__Information supplied__:
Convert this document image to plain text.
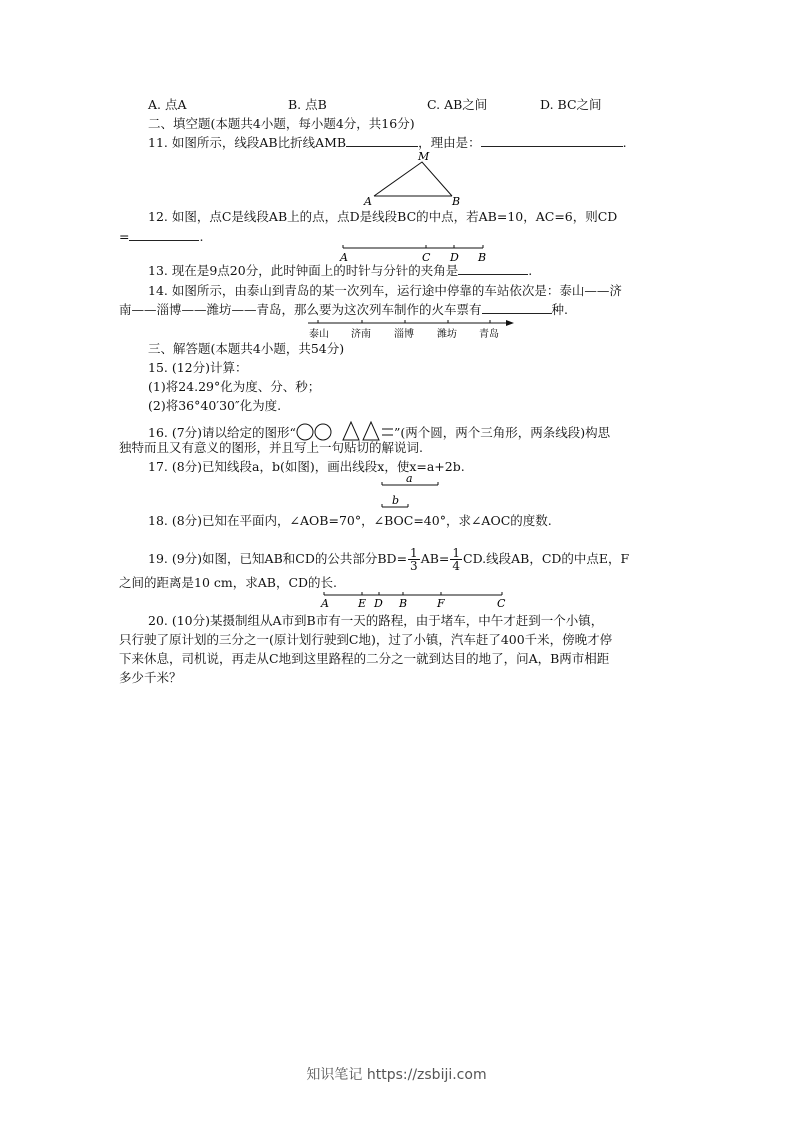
A. 点A	B. 点B	C. AB之间	D. BC之间
二、填空题(本题共4小题，每小题4分，共16分)
11. 如图所示，线段AB比折线AMB	，理由是：	.
M
A	B
12. 如图，点C是线段AB上的点，点D是线段BC的中点，若AB=10，AC=6，则CD
=	.
A	C D B
13. 现在是9点20分，此时钟面上的时针与分针的夹角是	.
14. 如图所示，由泰山到青岛的某一次列车，运行途中停靠的车站依次是：泰山——济
南——淄博——潍坊——青岛，那么要为这次列车制作的火车票有	种.
泰山 济南 淄博 潍坊 青岛
三、解答题(本题共4小题，共54分)
15. (12分)计算：
(1)将24.29°化为度、分、秒；
(2)将36°40′30″化为度.
16. (7分)请以给定的图形“	”(两个圆，两个三角形，两条线段)构思
独特而且又有意义的图形，并且写上一句贴切的解说词.
17. (8分)已知线段a，b(如图)，画出线段x，使x=a+2b.
a
b
18. (8分)已知在平面内，∠AOB=70°，∠BOC=40°，求∠AOC的度数.
19. (9分)如图，已知AB和CD的公共部分$BD= \frac{1}{3} AB= \frac{1}{4}$ CD.线段AB，CD的中点E，F
之间的距离是10 cm，求AB，CD的长.
A	E D B	F	C
20. (10分)某摄制组从A市到B市有一天的路程，由于堵车，中午才赶到一个小镇，
只行驶了原计划的三分之一(原计划行驶到C地)，过了小镇，汽车赶了400千米，傍晚才停
下来休息，司机说，再走从C地到这里路程的二分之一就到达目的地了，问A，B两市相距
多少千米？
知识笔记 https://zsbiji.com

__What the exercise asks__:
Using the material above, retype each entry exactly and omit the pictures.

__Output of the exercise__:
Convert this document image to plain text.
A. 点A	B. 点B	C. AB之间	D. BC之间
二、填空题(本题共4小题，每小题4分，共16分)
11. 如图所示，线段AB比折线AMB	，理由是：	.
M
A	B
12. 如图，点C是线段AB上的点，点D是线段BC的中点，若AB=10，AC=6，则CD
=	.
A	C D B
13. 现在是9点20分，此时钟面上的时针与分针的夹角是	.
14. 如图所示，由泰山到青岛的某一次列车，运行途中停靠的车站依次是：泰山——济
南——淄博——潍坊——青岛，那么要为这次列车制作的火车票有	种.
泰山 济南 淄博 潍坊 青岛
三、解答题(本题共4小题，共54分)
15. (12分)计算：
(1)将24.29°化为度、分、秒；
(2)将36°40′30″化为度.
16. (7分)请以给定的图形“	”(两个圆，两个三角形，两条线段)构思
独特而且又有意义的图形，并且写上一句贴切的解说词.
17. (8分)已知线段a，b(如图)，画出线段x，使x=a+2b.
a
b
18. (8分)已知在平面内，∠AOB=70°，∠BOC=40°，求∠AOC的度数.
19. (9分)如图，已知AB和CD的公共部分$BD= \frac{1}{3} AB= \frac{1}{4}$ CD.线段AB，CD的中点E，F
之间的距离是10 cm，求AB，CD的长.
A	E D B	F	C
20. (10分)某摄制组从A市到B市有一天的路程，由于堵车，中午才赶到一个小镇，
只行驶了原计划的三分之一(原计划行驶到C地)，过了小镇，汽车赶了400千米，傍晚才停
下来休息，司机说，再走从C地到这里路程的二分之一就到达目的地了，问A，B两市相距
多少千米？
知识笔记 https://zsbiji.com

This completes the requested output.